• _PROBLEM TO WORK ON_
Print every line of the listing exactly, please.

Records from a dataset
▽
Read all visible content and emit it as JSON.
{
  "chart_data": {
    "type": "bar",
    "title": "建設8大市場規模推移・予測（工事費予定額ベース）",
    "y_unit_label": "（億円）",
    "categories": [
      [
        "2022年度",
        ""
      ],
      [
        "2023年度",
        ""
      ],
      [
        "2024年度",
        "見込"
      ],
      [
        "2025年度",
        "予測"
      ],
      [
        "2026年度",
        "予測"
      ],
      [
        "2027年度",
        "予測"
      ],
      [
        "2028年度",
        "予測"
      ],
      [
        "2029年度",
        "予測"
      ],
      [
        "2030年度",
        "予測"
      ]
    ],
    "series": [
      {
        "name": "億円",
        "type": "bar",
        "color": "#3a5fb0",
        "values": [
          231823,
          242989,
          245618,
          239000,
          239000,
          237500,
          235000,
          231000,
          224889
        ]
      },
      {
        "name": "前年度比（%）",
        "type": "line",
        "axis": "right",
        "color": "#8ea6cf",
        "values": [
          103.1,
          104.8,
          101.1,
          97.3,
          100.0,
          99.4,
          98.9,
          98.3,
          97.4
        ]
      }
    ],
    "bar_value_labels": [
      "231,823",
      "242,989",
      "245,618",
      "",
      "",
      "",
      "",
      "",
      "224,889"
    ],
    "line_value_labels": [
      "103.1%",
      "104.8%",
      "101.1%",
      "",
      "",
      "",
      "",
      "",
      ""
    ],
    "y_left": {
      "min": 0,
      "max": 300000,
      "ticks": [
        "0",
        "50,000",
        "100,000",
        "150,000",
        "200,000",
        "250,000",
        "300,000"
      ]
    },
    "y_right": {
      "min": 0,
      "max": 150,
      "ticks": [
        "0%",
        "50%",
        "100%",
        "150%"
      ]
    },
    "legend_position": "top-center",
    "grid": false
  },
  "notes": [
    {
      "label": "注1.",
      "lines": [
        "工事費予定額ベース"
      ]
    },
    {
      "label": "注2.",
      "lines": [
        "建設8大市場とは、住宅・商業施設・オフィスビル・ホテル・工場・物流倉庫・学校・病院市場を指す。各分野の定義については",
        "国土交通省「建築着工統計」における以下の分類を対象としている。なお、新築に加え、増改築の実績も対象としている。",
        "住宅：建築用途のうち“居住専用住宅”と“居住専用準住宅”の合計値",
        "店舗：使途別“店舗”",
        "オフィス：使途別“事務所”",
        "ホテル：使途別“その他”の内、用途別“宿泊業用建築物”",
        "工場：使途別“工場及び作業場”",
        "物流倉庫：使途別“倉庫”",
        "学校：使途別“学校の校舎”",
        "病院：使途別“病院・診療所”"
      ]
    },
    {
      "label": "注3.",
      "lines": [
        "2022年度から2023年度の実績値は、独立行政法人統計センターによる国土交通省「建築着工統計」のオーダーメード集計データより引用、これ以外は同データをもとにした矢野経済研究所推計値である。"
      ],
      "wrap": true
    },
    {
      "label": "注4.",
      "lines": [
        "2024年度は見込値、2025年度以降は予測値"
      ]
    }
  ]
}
△
• _OUTPUT OF THE EXERCISE_
Read all visible content and emit it as JSON.
{
  "chart_data": {
    "type": "bar",
    "title": "建設8大市場規模推移・予測（工事費予定額ベース）",
    "y_unit_label": "（億円）",
    "categories": [
      [
        "2022年度",
        ""
      ],
      [
        "2023年度",
        ""
      ],
      [
        "2024年度",
        "見込"
      ],
      [
        "2025年度",
        "予測"
      ],
      [
        "2026年度",
        "予測"
      ],
      [
        "2027年度",
        "予測"
      ],
      [
        "2028年度",
        "予測"
      ],
      [
        "2029年度",
        "予測"
      ],
      [
        "2030年度",
        "予測"
      ]
    ],
    "series": [
      {
        "name": "億円",
        "type": "bar",
        "color": "#3a5fb0",
        "values": [
          231823,
          242989,
          245618,
          239000,
          239000,
          237500,
          235000,
          231000,
          224889
        ]
      },
      {
        "name": "前年度比（%）",
        "type": "line",
        "axis": "right",
        "color": "#8ea6cf",
        "values": [
          103.1,
          104.8,
          101.1,
          97.3,
          100.0,
          99.4,
          98.9,
          98.3,
          97.4
        ]
      }
    ],
    "bar_value_labels": [
      "231,823",
      "242,989",
      "245,618",
      "",
      "",
      "",
      "",
      "",
      "224,889"
    ],
    "line_value_labels": [
      "103.1%",
      "104.8%",
      "101.1%",
      "",
      "",
      "",
      "",
      "",
      ""
    ],
    "y_left": {
      "min": 0,
      "max": 300000,
      "ticks": [
        "0",
        "50,000",
        "100,000",
        "150,000",
        "200,000",
        "250,000",
        "300,000"
      ]
    },
    "y_right": {
      "min": 0,
      "max": 150,
      "ticks": [
        "0%",
        "50%",
        "100%",
        "150%"
      ]
    },
    "legend_position": "top-center",
    "grid": false
  },
  "notes": [
    {
      "label": "注1.",
      "lines": [
        "工事費予定額ベース"
      ]
    },
    {
      "label": "注2.",
      "lines": [
        "建設8大市場とは、住宅・商業施設・オフィスビル・ホテル・工場・物流倉庫・学校・病院市場を指す。各分野の定義については",
        "国土交通省「建築着工統計」における以下の分類を対象としている。なお、新築に加え、増改築の実績も対象としている。",
        "住宅：建築用途のうち“居住専用住宅”と“居住専用準住宅”の合計値",
        "店舗：使途別“店舗”",
        "オフィス：使途別“事務所”",
        "ホテル：使途別“その他”の内、用途別“宿泊業用建築物”",
        "工場：使途別“工場及び作業場”",
        "物流倉庫：使途別“倉庫”",
        "学校：使途別“学校の校舎”",
        "病院：使途別“病院・診療所”"
      ]
    },
    {
      "label": "注3.",
      "lines": [
        "2022年度から2023年度の実績値は、独立行政法人統計センターによる国土交通省「建築着工統計」のオーダーメード集計データより引用、これ以外は同データをもとにした矢野経済研究所推計値である。"
      ],
      "wrap": true
    },
    {
      "label": "注4.",
      "lines": [
        "2024年度は見込値、2025年度以降は予測値"
      ]
    }
  ]
}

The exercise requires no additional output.